On THE LONG RIDERS

Quadrupling down on bros at the end of an era.

The Western has long been the dominion of The Bro. Bros like movies about bros, so War flicks, Horror movies and Westerns tend to get a lot of play within the Bro Community, the Bromunity. Historically, in the traditional Western setting, you’d have a pretty serious bro - like a Johnny Wayne, The Duke Bro - and he’d bro-down with some others over a bad bro’s deal and then they’d have a shootout. Some bros would live. Some would not. As Westerns became more sophisticated, so did the stories of their bros and the conflicts therein. Bros would turn on other bros. Bros would be expendable. Bros would be invested. Eventually, we would see the bro nature of the Western become so evolved that a bro could truly love another bro, the ol’ BRO’keback. These days it runs the gamut.

One of the great bro directors, brorectors, Walter Hill, put his stink on the sub-genre of Bro Western with The Long Riders. A sort of spiritual successor to The Wild Bunch, Hill’s 1980 Western fits firmly in the ditch dug by Peckinpah’s 1969 masterpiece, along with Penn’s Bonnie and Clyde and the work of other insane hard-asses like Milius, Friedkin and Eastwood. At the tail end of the New Hollywood movement, the American New Wave, Hill’s unsentimental, sensical take on the James gang’s legend took the Bro Western from a place of unbridled, disconnected machismo and made it literal. The movie is actually about brothers, and yet those brothers are not always bros.

By the end of the ‘70s, Walter Hill had solidified a position as a true tough guy. His work included screenplays for bros like Sam Peckinpah (The Getaway) and Stuart Rosenberg (The Drowning Pool). He’d produced a pretty scary alien movie that pushed boundaries with everything but its title, Alien, and made a couple intense films himself, like Hard Times, The Driver and The Warriors. The resurgence of Westerns in the ‘60s and ‘70s had waned by the end of the latter decade, and it would be naive to think the weight he’d put on as a filmmaker with a decade of wins under his belt didn’t help get the movie made. Furthermore, its inception was as the pet project of James and Stacy Keach, two actor brothers who had played the Wrights in a film and fell for the idea of portraying the ultimate sibling outlaws, Frank and Jesse James. With Hollywood being a small town, it wasn’t long before bros recognized bros and the Keach boys connected with the Carradine clan, three brothers who were stars each in their own rights, to play the James’ partners, the Youngers.

## [DIRECTIVE A]
Pull out the entries that run between the lines holding "dialog-body: Ustawienia 802.1X" and "ok-button-label: OK: [474, 717, 564, 736]", inclusive, and reproduce them without any change.

## [INPUT FOR THIS TASK]
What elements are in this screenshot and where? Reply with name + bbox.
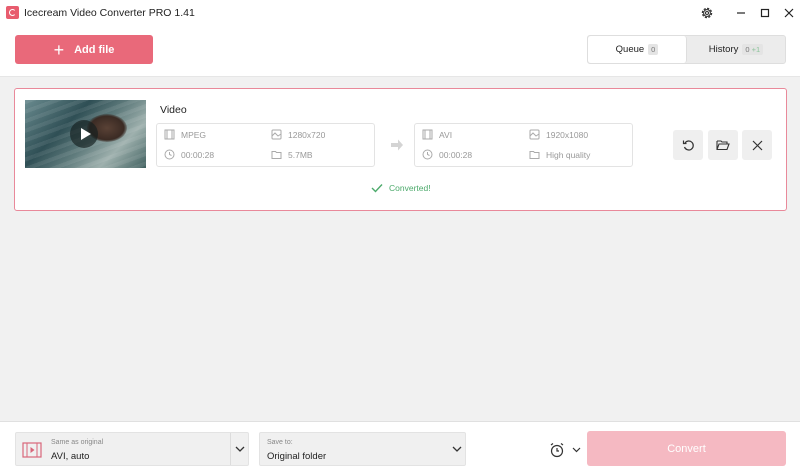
- folder-icon: [271, 151, 282, 159]
- add-file-button[interactable]: + Add file: [15, 35, 153, 64]
- format-caption: Same as original: [51, 439, 104, 446]
- save-caption: Save to:: [267, 439, 293, 446]
- film-icon: [422, 129, 433, 140]
- app-logo-icon: [6, 6, 19, 19]
- format-value: AVI, auto: [51, 451, 90, 462]
- open-folder-icon: [716, 140, 730, 151]
- video-thumbnail: [25, 100, 146, 168]
- queue-count-badge: 0: [648, 44, 659, 55]
- target-duration: 00:00:28: [422, 149, 472, 160]
- film-icon: [164, 129, 175, 140]
- resolution-icon: [529, 129, 540, 140]
- history-new-count: +1: [751, 45, 761, 54]
- schedule-button[interactable]: [549, 439, 581, 461]
- target-quality: High quality: [529, 149, 590, 160]
- play-preview-button[interactable]: [70, 120, 98, 148]
- target-resolution: 1920x1080: [529, 129, 588, 140]
- convert-arrow-icon: [391, 139, 403, 151]
- tab-queue-label: Queue: [615, 44, 645, 55]
- clock-icon: [422, 149, 433, 160]
- output-format-select[interactable]: Same as original AVI, auto: [15, 432, 249, 466]
- undo-icon: [682, 139, 694, 151]
- history-count: 0: [745, 45, 750, 54]
- source-duration: 00:00:28: [164, 149, 214, 160]
- tab-history-label: History: [708, 44, 739, 55]
- status-converted: Converted!: [371, 183, 431, 193]
- source-resolution: 1280x720: [271, 129, 325, 140]
- chevron-down-icon: [235, 446, 245, 452]
- close-window-icon[interactable]: [774, 0, 800, 26]
- source-size: 5.7MB: [271, 149, 313, 160]
- checkmark-icon: [371, 184, 383, 193]
- add-file-label: Add file: [74, 43, 115, 56]
- chevron-down-icon: [452, 446, 462, 452]
- top-toolbar: + Add file Queue 0 History 0 +1: [0, 26, 800, 76]
- queue-history-tabs: Queue 0 History 0 +1: [587, 35, 786, 64]
- close-icon: [752, 140, 762, 150]
- video-format-icon: [22, 442, 42, 458]
- file-name: Video: [160, 104, 187, 116]
- conversion-item-card: Video MPEG 1280x720 00:00:28 5.7MB AVI 1…: [14, 88, 787, 211]
- open-folder-button[interactable]: [708, 130, 738, 160]
- convert-button[interactable]: Convert: [587, 431, 786, 466]
- bottom-bar: Same as original AVI, auto Save to: Orig…: [0, 421, 800, 474]
- settings-gear-icon[interactable]: [692, 0, 722, 26]
- quality-folder-icon: [529, 151, 540, 159]
- history-count-badge: 0 +1: [742, 44, 764, 55]
- tab-history[interactable]: History 0 +1: [687, 36, 785, 63]
- source-format: MPEG: [164, 129, 206, 140]
- resolution-icon: [271, 129, 282, 140]
- title-bar: Icecream Video Converter PRO 1.41: [0, 0, 800, 26]
- source-info-box: MPEG 1280x720 00:00:28 5.7MB: [156, 123, 375, 167]
- target-format: AVI: [422, 129, 452, 140]
- save-value: Original folder: [267, 451, 327, 462]
- tab-queue[interactable]: Queue 0: [588, 36, 687, 63]
- plus-icon: +: [53, 39, 65, 60]
- alarm-clock-icon: [550, 443, 564, 458]
- app-title: Icecream Video Converter PRO 1.41: [24, 7, 195, 19]
- reconvert-button[interactable]: [673, 130, 703, 160]
- save-to-select[interactable]: Save to: Original folder: [259, 432, 466, 466]
- toolbar-divider: [0, 76, 800, 77]
- chevron-down-icon: [572, 447, 581, 453]
- remove-item-button[interactable]: [742, 130, 772, 160]
- target-info-box[interactable]: AVI 1920x1080 00:00:28 High quality: [414, 123, 633, 167]
- clock-icon: [164, 149, 175, 160]
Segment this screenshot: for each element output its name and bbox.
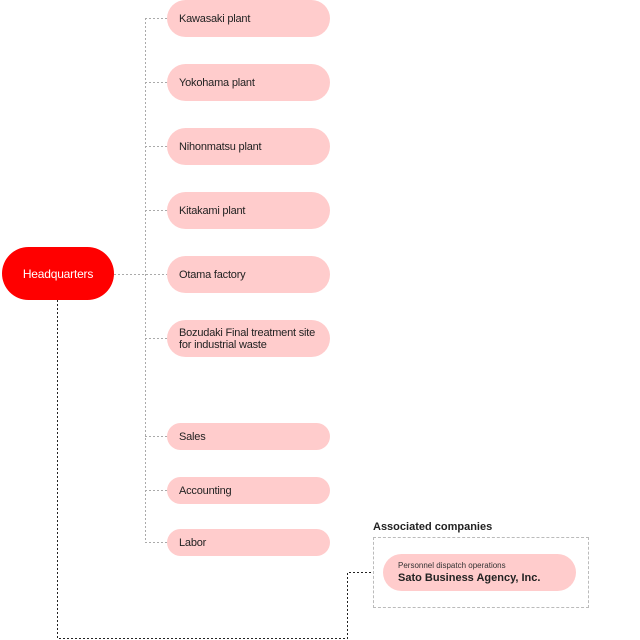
company-description: Personnel dispatch operations	[398, 560, 506, 570]
unit-label: Yokohama plant	[179, 76, 255, 89]
associated-companies-title: Associated companies	[373, 521, 493, 533]
unit-node-labor: Labor	[167, 529, 330, 556]
unit-node-nihonmatsu: Nihonmatsu plant	[167, 128, 330, 165]
unit-label: Nihonmatsu plant	[179, 140, 262, 153]
unit-node-otama: Otama factory	[167, 256, 330, 293]
associated-company-node: Personnel dispatch operations Sato Busin…	[383, 554, 576, 591]
unit-node-kawasaki: Kawasaki plant	[167, 0, 330, 37]
unit-node-yokohama: Yokohama plant	[167, 64, 330, 101]
unit-label: Kawasaki plant	[179, 12, 251, 25]
unit-node-accounting: Accounting	[167, 477, 330, 504]
unit-label: Kitakami plant	[179, 204, 246, 217]
company-name: Sato Business Agency, Inc.	[398, 571, 541, 584]
unit-label: Accounting	[179, 484, 232, 497]
unit-label: Bozudaki Final treatment site for indust…	[179, 326, 316, 351]
unit-node-kitakami: Kitakami plant	[167, 192, 330, 229]
headquarters-node: Headquarters	[2, 247, 114, 300]
unit-node-sales: Sales	[167, 423, 330, 450]
unit-label: Sales	[179, 430, 206, 443]
unit-label: Otama factory	[179, 268, 246, 281]
unit-label: Labor	[179, 536, 207, 549]
unit-node-bozudaki: Bozudaki Final treatment site for indust…	[167, 320, 330, 357]
headquarters-label: Headquarters	[22, 266, 94, 281]
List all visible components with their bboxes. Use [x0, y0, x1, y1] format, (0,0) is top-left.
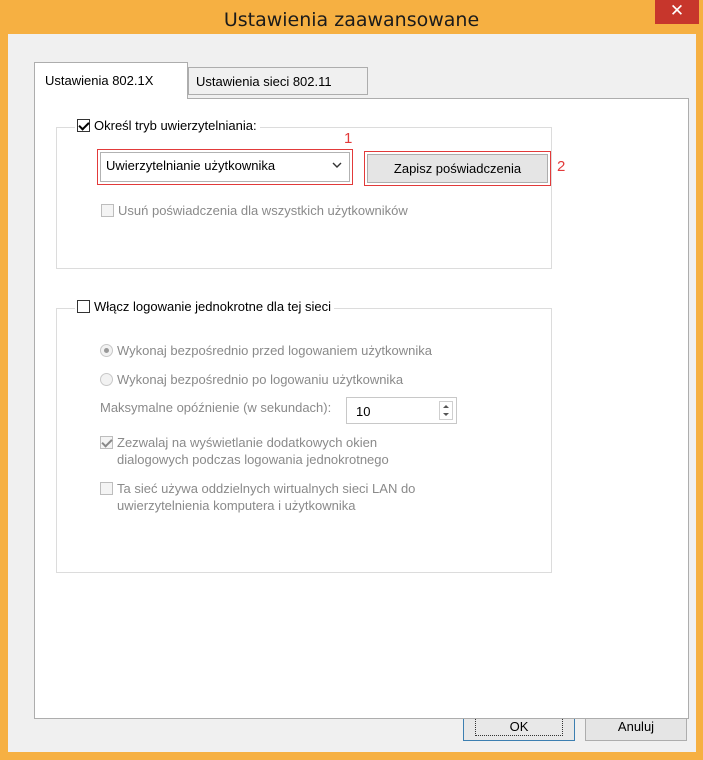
dialog-body: Ustawienia 802.1X Ustawienia sieci 802.1…: [8, 34, 696, 752]
chevron-down-icon: [331, 156, 343, 177]
allow-dialogs-option[interactable]: Zezwalaj na wyświetlanie dodatkowych oki…: [100, 435, 377, 450]
sso-checkbox[interactable]: [77, 300, 90, 313]
ok-button-label: OK: [474, 717, 564, 736]
separate-vlan-label-1: Ta sieć używa oddzielnych wirtualnych si…: [117, 481, 416, 496]
radio-before-logon-button[interactable]: [100, 344, 113, 357]
close-icon: ✕: [669, 1, 685, 21]
sso-checkbox-label: Włącz logowanie jednokrotne dla tej siec…: [94, 299, 332, 314]
allow-dialogs-label-1: Zezwalaj na wyświetlanie dodatkowych oki…: [117, 435, 378, 450]
delete-credentials-checkbox[interactable]: [101, 204, 114, 217]
radio-after-logon[interactable]: Wykonaj bezpośrednio po logowaniu użytko…: [100, 372, 403, 387]
annotation-marker-1: 1: [344, 130, 353, 147]
delete-credentials-label: Usuń poświadczenia dla wszystkich użytko…: [118, 203, 408, 218]
delete-credentials-option[interactable]: Usuń poświadczenia dla wszystkich użytko…: [101, 203, 408, 218]
save-credentials-button[interactable]: Zapisz poświadczenia: [367, 154, 548, 183]
radio-before-logon-label: Wykonaj bezpośrednio przed logowaniem uż…: [117, 343, 432, 358]
auth-mode-checkbox-label: Określ tryb uwierzytelniania:: [94, 118, 257, 133]
radio-after-logon-button[interactable]: [100, 373, 113, 386]
max-delay-spinner[interactable]: 10: [346, 397, 457, 424]
auth-mode-checkbox[interactable]: [77, 119, 90, 132]
separate-vlan-option[interactable]: Ta sieć używa oddzielnych wirtualnych si…: [100, 481, 415, 496]
tab-panel: Określ tryb uwierzytelniania: 1 Uwierzyt…: [34, 98, 689, 719]
radio-after-logon-label: Wykonaj bezpośrednio po logowaniu użytko…: [117, 372, 404, 387]
allow-dialogs-label-2: dialogowych podczas logowania jednokrotn…: [117, 452, 389, 467]
max-delay-value: 10: [356, 404, 371, 419]
title-bar[interactable]: Ustawienia zaawansowane ✕: [0, 0, 703, 34]
separate-vlan-checkbox[interactable]: [100, 482, 113, 495]
radio-before-logon[interactable]: Wykonaj bezpośrednio przed logowaniem uż…: [100, 343, 432, 358]
close-button[interactable]: ✕: [655, 0, 699, 24]
max-delay-label: Maksymalne opóźnienie (w sekundach):: [100, 400, 332, 415]
annotation-marker-2: 2: [557, 158, 566, 175]
window-title: Ustawienia zaawansowane: [223, 9, 480, 31]
auth-mode-group: Określ tryb uwierzytelniania: 1 Uwierzyt…: [56, 118, 565, 269]
auth-mode-dropdown[interactable]: Uwierzytelnianie użytkownika: [100, 152, 350, 182]
sso-legend[interactable]: Włącz logowanie jednokrotne dla tej siec…: [75, 299, 335, 314]
sso-group: Włącz logowanie jednokrotne dla tej siec…: [56, 299, 552, 573]
tab-8021x-settings[interactable]: Ustawienia 802.1X: [34, 62, 188, 99]
auth-mode-legend[interactable]: Określ tryb uwierzytelniania:: [75, 118, 260, 133]
tab-80211-settings[interactable]: Ustawienia sieci 802.11: [188, 67, 368, 95]
separate-vlan-label-2: uwierzytelnienia komputera i użytkownika: [117, 498, 356, 513]
auth-mode-selected: Uwierzytelnianie użytkownika: [106, 158, 276, 173]
dialog-window: Ustawienia zaawansowane ✕ Ustawienia 802…: [0, 0, 703, 760]
spinner-arrows-icon[interactable]: [439, 401, 453, 420]
allow-dialogs-checkbox[interactable]: [100, 436, 113, 449]
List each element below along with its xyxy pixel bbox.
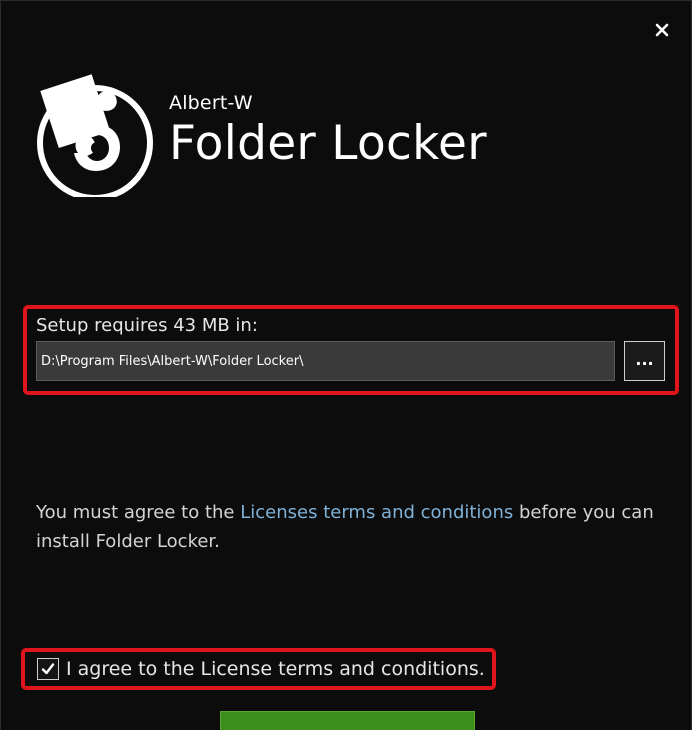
close-button[interactable] bbox=[649, 17, 675, 43]
agree-checkbox[interactable] bbox=[37, 658, 59, 680]
agree-checkbox-label[interactable]: I agree to the License terms and conditi… bbox=[66, 656, 485, 682]
close-icon bbox=[655, 23, 669, 37]
puzzle-lock-logo bbox=[37, 74, 153, 197]
install-button[interactable] bbox=[220, 711, 475, 730]
checkmark-icon bbox=[41, 663, 55, 675]
license-notice: You must agree to the Licenses terms and… bbox=[36, 498, 676, 556]
license-notice-prefix: You must agree to the bbox=[36, 502, 241, 523]
license-terms-link[interactable]: Licenses terms and conditions bbox=[240, 502, 513, 523]
installer-window: Albert-W Folder Locker Setup requires 43… bbox=[0, 0, 692, 730]
install-path-input[interactable] bbox=[36, 341, 615, 381]
setup-requirement-label: Setup requires 43 MB in: bbox=[36, 315, 258, 336]
browse-button[interactable]: ... bbox=[624, 341, 665, 381]
brand-block: Albert-W Folder Locker bbox=[169, 92, 487, 172]
brand-vendor: Albert-W bbox=[169, 92, 253, 114]
brand-product-title: Folder Locker bbox=[169, 116, 487, 171]
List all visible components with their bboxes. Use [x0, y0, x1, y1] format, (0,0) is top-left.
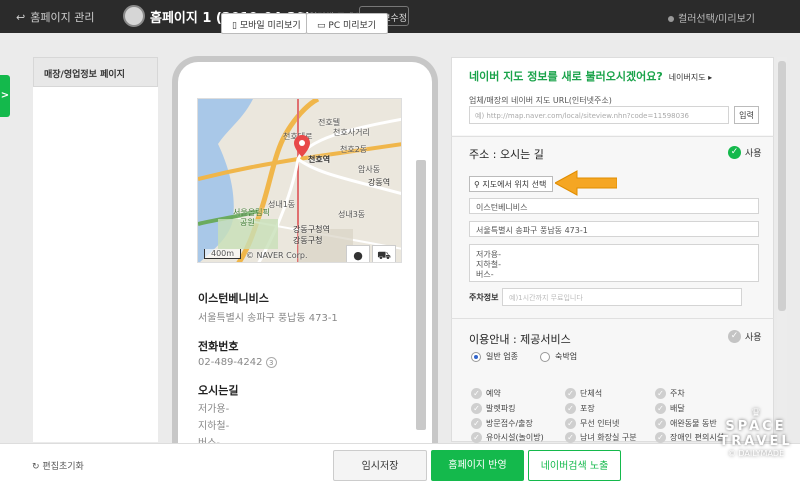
naver-map-link[interactable]: 네이버지도 ▸: [669, 73, 712, 82]
check-icon: ✓: [728, 330, 741, 343]
check-icon: ✓: [565, 432, 576, 443]
map-import-question: 네이버 지도 정보를 새로 불러오시겠어요? 네이버지도 ▸: [469, 70, 713, 83]
map-label: 천호2동: [340, 145, 368, 154]
url-label: 업체/매장의 네이버 지도 URL(인터넷주소): [469, 96, 612, 105]
check-icon: ✓: [565, 403, 576, 414]
service-checkbox[interactable]: ✓ 배달: [655, 403, 685, 414]
map-car-route-button[interactable]: ⛟: [372, 245, 396, 262]
store-name-input[interactable]: 이스턴베니비스: [469, 198, 759, 214]
directions-textarea[interactable]: 저가용- 지하철- 버스-: [469, 244, 759, 282]
palette-icon: [668, 16, 674, 22]
color-preview-link[interactable]: 컬러선택/미리보기: [668, 10, 755, 25]
radio-on-icon: [471, 351, 481, 362]
homepage-thumbnail: [123, 5, 145, 27]
check-icon: ✓: [471, 432, 482, 443]
scroll-thumb[interactable]: [778, 61, 786, 311]
store-name: 이스턴베니비스: [198, 292, 269, 305]
map-label: 암사동: [358, 165, 381, 174]
services-use-toggle[interactable]: ✓ 사용: [728, 330, 762, 343]
info-icon: 3: [265, 357, 277, 368]
directions-car: 저가용-: [198, 404, 230, 415]
watermark: ♛ SPACE TRAVEL © DAILYMADE: [712, 406, 800, 458]
service-checkbox[interactable]: ✓ 발렛파킹: [471, 403, 515, 414]
settings-scrollbar[interactable]: [777, 57, 787, 442]
service-checkbox[interactable]: ✓ 단체석: [565, 388, 602, 399]
temp-save-button[interactable]: 임시저장: [333, 450, 427, 481]
map-label: 성내1동: [268, 200, 296, 209]
store-info-preview: 이스턴베니비스 서울특별시 송파구 풍납동 473-1 전화번호 02-489-…: [198, 290, 408, 449]
service-checkbox[interactable]: ✓ 유아시설(놀이방): [471, 432, 544, 443]
mobile-icon: ▯: [232, 21, 237, 31]
naver-search-expose-button[interactable]: 네이버검색 노출: [528, 450, 621, 481]
service-checkbox[interactable]: ✓ 남녀 화장실 구분: [565, 432, 637, 443]
page-list-panel: 매장/영업정보 페이지: [33, 57, 158, 442]
map-label: 강동구청역: [293, 225, 330, 234]
select-location-button[interactable]: ⚲ 지도에서 위치 선택: [469, 176, 553, 192]
side-toggle-tab[interactable]: >: [0, 75, 10, 117]
url-submit-button[interactable]: 입력: [734, 106, 759, 124]
divider: [451, 318, 774, 319]
service-checkbox[interactable]: ✓ 애완동물 동반: [655, 418, 717, 429]
check-icon: ✓: [565, 388, 576, 399]
back-icon: ↩: [16, 10, 26, 24]
radio-general-business[interactable]: 일반 업종: [471, 351, 518, 362]
map-credit: © NAVER Corp.: [246, 251, 308, 260]
map-label: 성내3동: [338, 210, 366, 219]
map-label: 강동역: [368, 178, 391, 187]
check-icon: ✓: [565, 418, 576, 429]
parking-label: 주차정보: [469, 293, 499, 302]
store-address: 서울특별시 송파구 풍납동 473-1: [198, 313, 338, 324]
mobile-preview-button[interactable]: ▯ 모바일 미리보기: [221, 13, 307, 34]
page-item-store-info[interactable]: 매장/영업정보 페이지: [33, 57, 158, 87]
divider: [451, 136, 774, 137]
check-icon: ✓: [471, 388, 482, 399]
phone-label: 전화번호: [198, 340, 239, 353]
map-view[interactable]: 전호텔 천호사거리 천호2동 천호대로 천호역 암사동 강동역 성내3동 서울올…: [197, 98, 402, 263]
directions-subway: 지하철-: [198, 421, 230, 432]
location-pin-icon: [294, 135, 310, 157]
check-icon: ✓: [655, 403, 666, 414]
crown-icon: ♛: [751, 406, 761, 419]
map-label: 강동구청: [293, 236, 323, 245]
check-icon: ✓: [471, 403, 482, 414]
service-checkbox[interactable]: ✓ 주차: [655, 388, 685, 399]
map-scale: 400m: [204, 249, 242, 259]
pin-icon: ⚲: [474, 180, 480, 189]
preview-scrollbar[interactable]: [416, 160, 426, 430]
check-icon: ✓: [655, 388, 666, 399]
parking-input[interactable]: 예)1시간까지 무료입니다: [502, 288, 742, 306]
radio-off-icon: [540, 351, 550, 362]
check-icon: ✓: [728, 146, 741, 159]
store-address-input[interactable]: 서울특별시 송파구 풍납동 473-1: [469, 221, 759, 237]
check-icon: ✓: [655, 418, 666, 429]
top-bar: ↩홈페이지 관리 홈페이지 1 (2019-04-30) URL을 입력해 주세…: [0, 0, 800, 33]
apply-homepage-button[interactable]: 홈페이지 반영: [431, 450, 524, 481]
service-checkbox[interactable]: ✓ 포장: [565, 403, 595, 414]
map-label: 천호역: [308, 155, 331, 164]
service-checkbox[interactable]: ✓ 예약: [471, 388, 501, 399]
address-use-toggle[interactable]: ✓ 사용: [728, 146, 762, 159]
directions-label: 오시는길: [198, 384, 239, 397]
check-icon: ✓: [655, 432, 666, 443]
pc-preview-button[interactable]: ▭ PC 미리보기: [306, 13, 388, 34]
radio-lodging[interactable]: 숙박업: [540, 351, 577, 362]
arrow-icon: [555, 170, 617, 196]
reset-icon: ↻: [32, 462, 40, 472]
map-label: 공원: [240, 218, 255, 227]
back-link[interactable]: ↩ 홈페이지 관리: [16, 9, 94, 25]
phone-number: 02-489-4242 3: [198, 357, 408, 368]
address-section-title: 주소 : 오시는 길: [469, 148, 544, 161]
monitor-icon: ▭: [317, 21, 326, 31]
map-locate-button[interactable]: ●: [346, 245, 370, 262]
service-checkbox[interactable]: ✓ 무선 인터넷: [565, 418, 619, 429]
map-label: 천호사거리: [333, 128, 370, 137]
reset-edit-link[interactable]: ↻ 편집초기화: [32, 459, 84, 472]
map-url-input[interactable]: 예) http://map.naver.com/local/siteview.n…: [469, 106, 729, 124]
check-icon: ✓: [471, 418, 482, 429]
services-section-title: 이용안내 : 제공서비스: [469, 333, 571, 346]
service-checkbox[interactable]: ✓ 방문접수/출장: [471, 418, 533, 429]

## [DIRECTIVE B]
Reproduce the text on The Long Riders between "The Western has" and "runs the gamut.", inclusive, changing "shootout" to "gunfight".

## [RESULT A]
dialog-body: Ustawienia 802.1X Ustawienia sieci 802.1…: [8, 34, 696, 752]
chevron-down-icon: [331, 156, 343, 177]
allow-dialogs-option[interactable]: Zezwalaj na wyświetlanie dodatkowych oki…: [100, 435, 377, 450]
sso-checkbox[interactable]: [77, 300, 90, 313]
ok-button-label: OK: [474, 717, 564, 736]

## [RESULT B]
The Western has long been the dominion of The Bro. Bros like movies about bros, so War flicks, Horror movies and Westerns tend to get a lot of play within the Bro Community, the Bromunity. Historically, in the traditional Western setting, you’d have a pretty serious bro - like a Johnny Wayne, The Duke Bro - and he’d bro-down with some others over a bad bro’s deal and then they’d have a gunfight. Some bros would live. Some would not. As Westerns became more sophisticated, so did the stories of their bros and the conflicts therein. Bros would turn on other bros. Bros would be expendable. Bros would be invested. Eventually, we would see the bro nature of the Western become so evolved that a bro could truly love another bro, the ol’ BRO’keback. These days it runs the gamut.